Data for the task →
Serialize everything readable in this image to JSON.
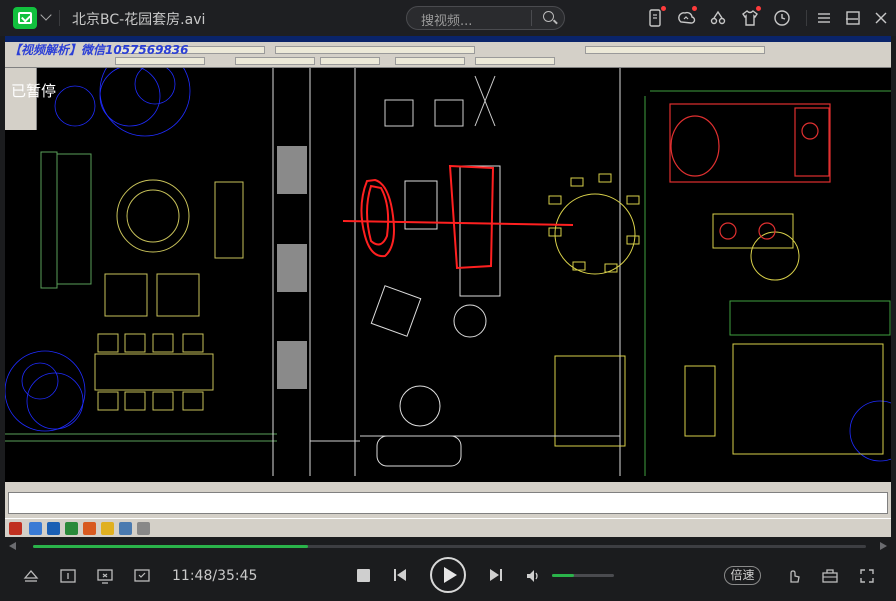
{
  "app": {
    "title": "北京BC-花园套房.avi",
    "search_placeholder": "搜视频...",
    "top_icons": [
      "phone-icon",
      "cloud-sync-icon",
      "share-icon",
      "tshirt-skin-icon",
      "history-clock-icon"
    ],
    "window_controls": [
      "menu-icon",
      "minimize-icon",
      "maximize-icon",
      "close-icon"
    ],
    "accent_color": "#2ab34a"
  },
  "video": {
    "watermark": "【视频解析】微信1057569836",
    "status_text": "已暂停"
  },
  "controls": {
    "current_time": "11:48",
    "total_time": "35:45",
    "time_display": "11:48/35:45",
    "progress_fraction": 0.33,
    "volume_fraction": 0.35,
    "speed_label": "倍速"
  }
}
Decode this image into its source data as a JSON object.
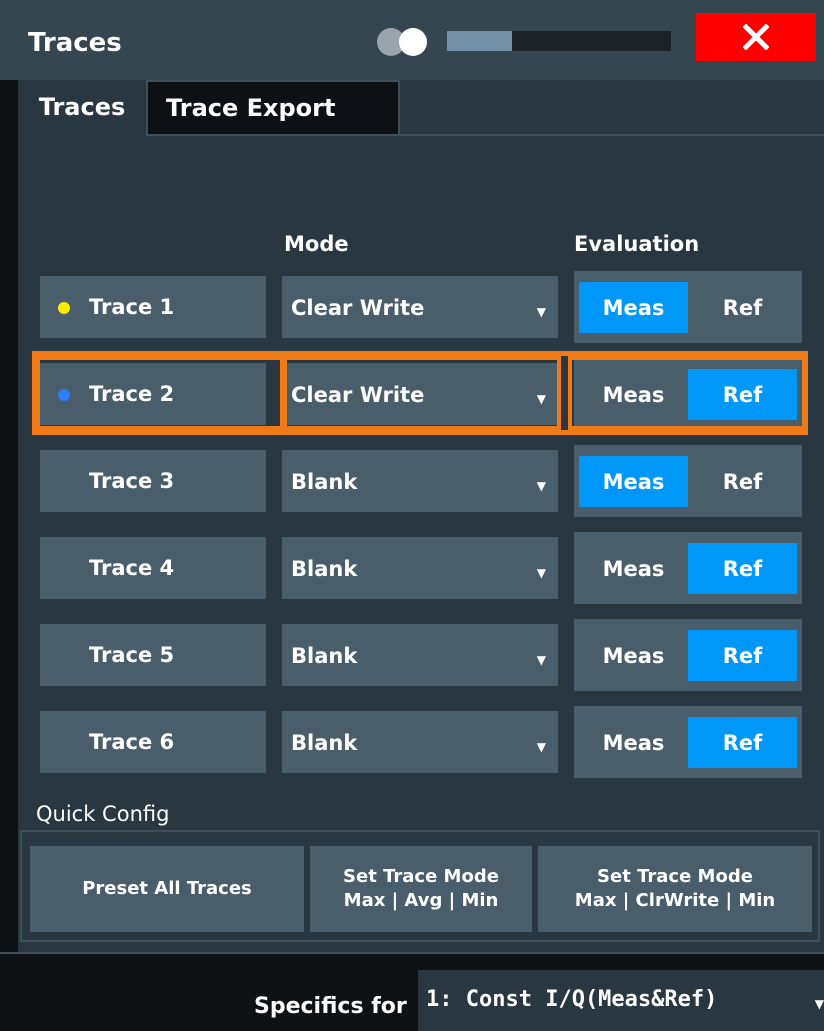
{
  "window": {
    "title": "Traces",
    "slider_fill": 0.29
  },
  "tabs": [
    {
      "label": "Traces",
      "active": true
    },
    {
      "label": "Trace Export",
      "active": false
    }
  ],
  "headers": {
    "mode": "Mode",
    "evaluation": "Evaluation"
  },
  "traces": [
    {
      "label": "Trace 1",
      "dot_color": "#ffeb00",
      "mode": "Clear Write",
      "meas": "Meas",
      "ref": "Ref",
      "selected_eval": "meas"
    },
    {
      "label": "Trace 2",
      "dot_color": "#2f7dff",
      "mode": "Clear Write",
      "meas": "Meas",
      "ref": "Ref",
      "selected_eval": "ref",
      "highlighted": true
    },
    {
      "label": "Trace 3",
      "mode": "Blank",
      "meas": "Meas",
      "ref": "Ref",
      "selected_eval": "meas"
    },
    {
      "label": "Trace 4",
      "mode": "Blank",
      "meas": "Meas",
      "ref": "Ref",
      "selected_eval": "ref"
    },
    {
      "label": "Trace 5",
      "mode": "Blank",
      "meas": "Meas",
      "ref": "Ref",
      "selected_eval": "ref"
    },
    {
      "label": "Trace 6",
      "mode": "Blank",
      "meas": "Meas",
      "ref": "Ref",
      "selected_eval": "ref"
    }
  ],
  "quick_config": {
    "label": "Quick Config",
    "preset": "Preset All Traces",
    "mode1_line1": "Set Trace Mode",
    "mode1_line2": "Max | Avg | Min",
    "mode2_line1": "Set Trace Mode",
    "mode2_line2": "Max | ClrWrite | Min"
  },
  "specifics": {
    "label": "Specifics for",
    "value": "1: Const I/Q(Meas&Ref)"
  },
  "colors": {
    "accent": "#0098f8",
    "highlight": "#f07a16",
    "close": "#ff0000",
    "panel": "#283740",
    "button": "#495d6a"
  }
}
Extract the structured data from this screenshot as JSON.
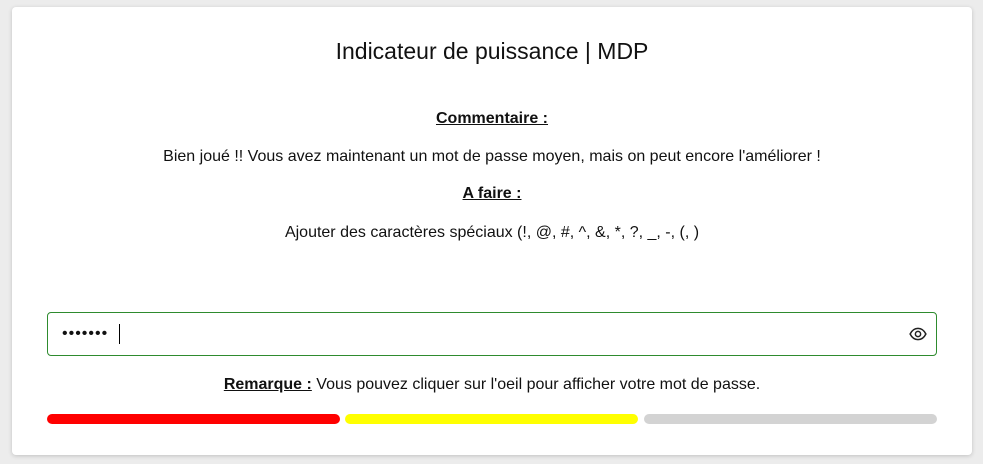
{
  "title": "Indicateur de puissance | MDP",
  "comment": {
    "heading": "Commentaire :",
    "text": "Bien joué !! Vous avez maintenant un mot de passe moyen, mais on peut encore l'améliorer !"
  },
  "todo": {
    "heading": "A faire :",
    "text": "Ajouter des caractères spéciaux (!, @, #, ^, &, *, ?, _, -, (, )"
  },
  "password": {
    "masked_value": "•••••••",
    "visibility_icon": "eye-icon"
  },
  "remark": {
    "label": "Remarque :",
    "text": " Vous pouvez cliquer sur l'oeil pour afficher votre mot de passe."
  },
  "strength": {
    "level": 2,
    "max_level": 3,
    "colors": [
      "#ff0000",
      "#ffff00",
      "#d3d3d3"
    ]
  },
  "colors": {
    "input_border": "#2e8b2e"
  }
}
---
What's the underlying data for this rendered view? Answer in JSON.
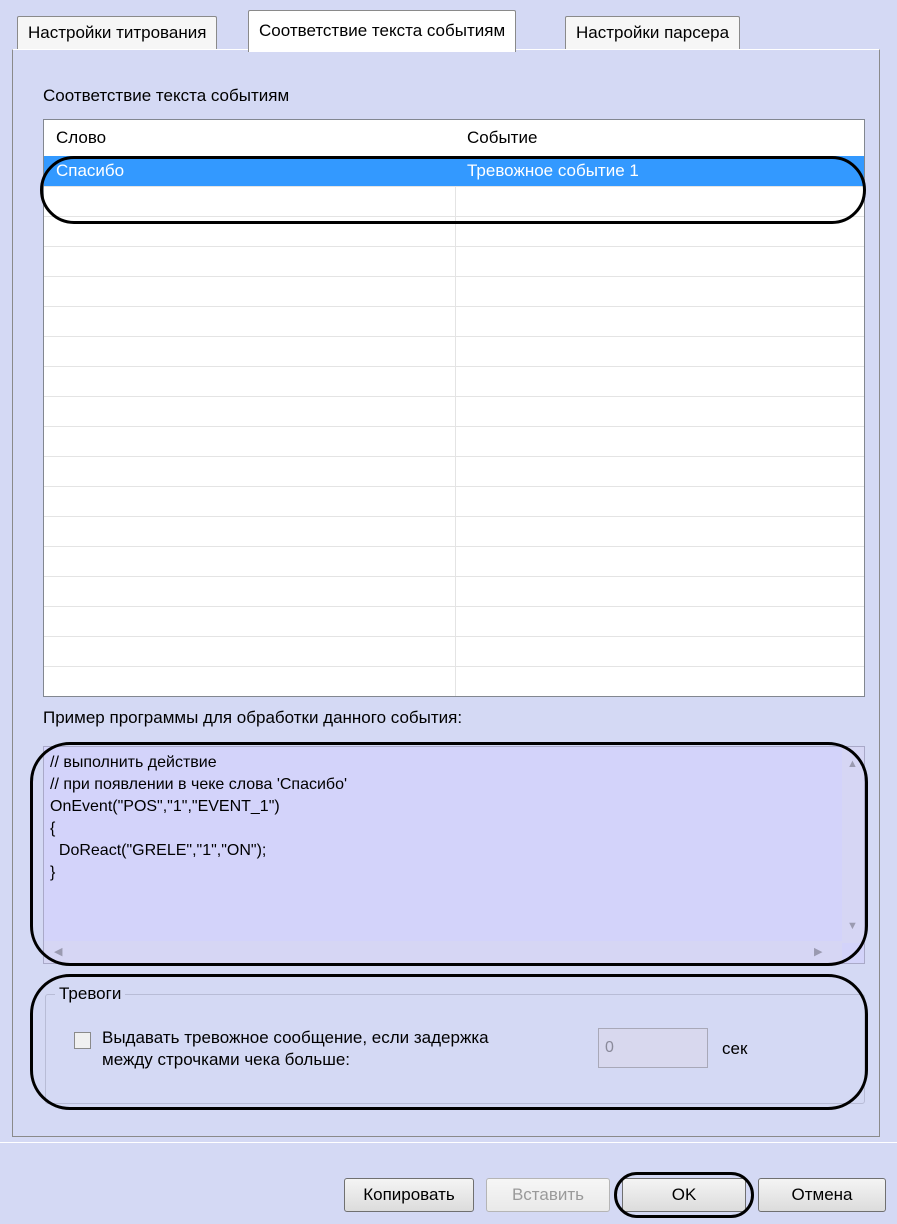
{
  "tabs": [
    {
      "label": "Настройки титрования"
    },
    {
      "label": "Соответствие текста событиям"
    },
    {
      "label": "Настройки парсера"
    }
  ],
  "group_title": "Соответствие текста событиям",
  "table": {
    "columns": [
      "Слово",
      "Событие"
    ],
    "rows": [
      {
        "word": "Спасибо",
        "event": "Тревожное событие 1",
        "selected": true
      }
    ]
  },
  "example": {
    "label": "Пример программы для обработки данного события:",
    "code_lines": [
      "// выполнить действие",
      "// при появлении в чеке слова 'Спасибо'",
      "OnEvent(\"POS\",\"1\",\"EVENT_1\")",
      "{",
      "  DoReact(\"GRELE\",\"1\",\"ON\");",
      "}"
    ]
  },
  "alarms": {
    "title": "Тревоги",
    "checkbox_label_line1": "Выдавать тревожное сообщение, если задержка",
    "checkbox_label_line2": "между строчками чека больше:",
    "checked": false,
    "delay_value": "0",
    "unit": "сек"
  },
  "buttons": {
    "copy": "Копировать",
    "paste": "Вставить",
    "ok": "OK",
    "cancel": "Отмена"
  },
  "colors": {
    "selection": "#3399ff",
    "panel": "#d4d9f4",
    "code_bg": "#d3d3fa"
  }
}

Task goal →
Copy all lines from the entries that contain the word "image".

Worked solution →
Serialize everything readable in this image to JSON.
Decode this image into its source data as a JSON object.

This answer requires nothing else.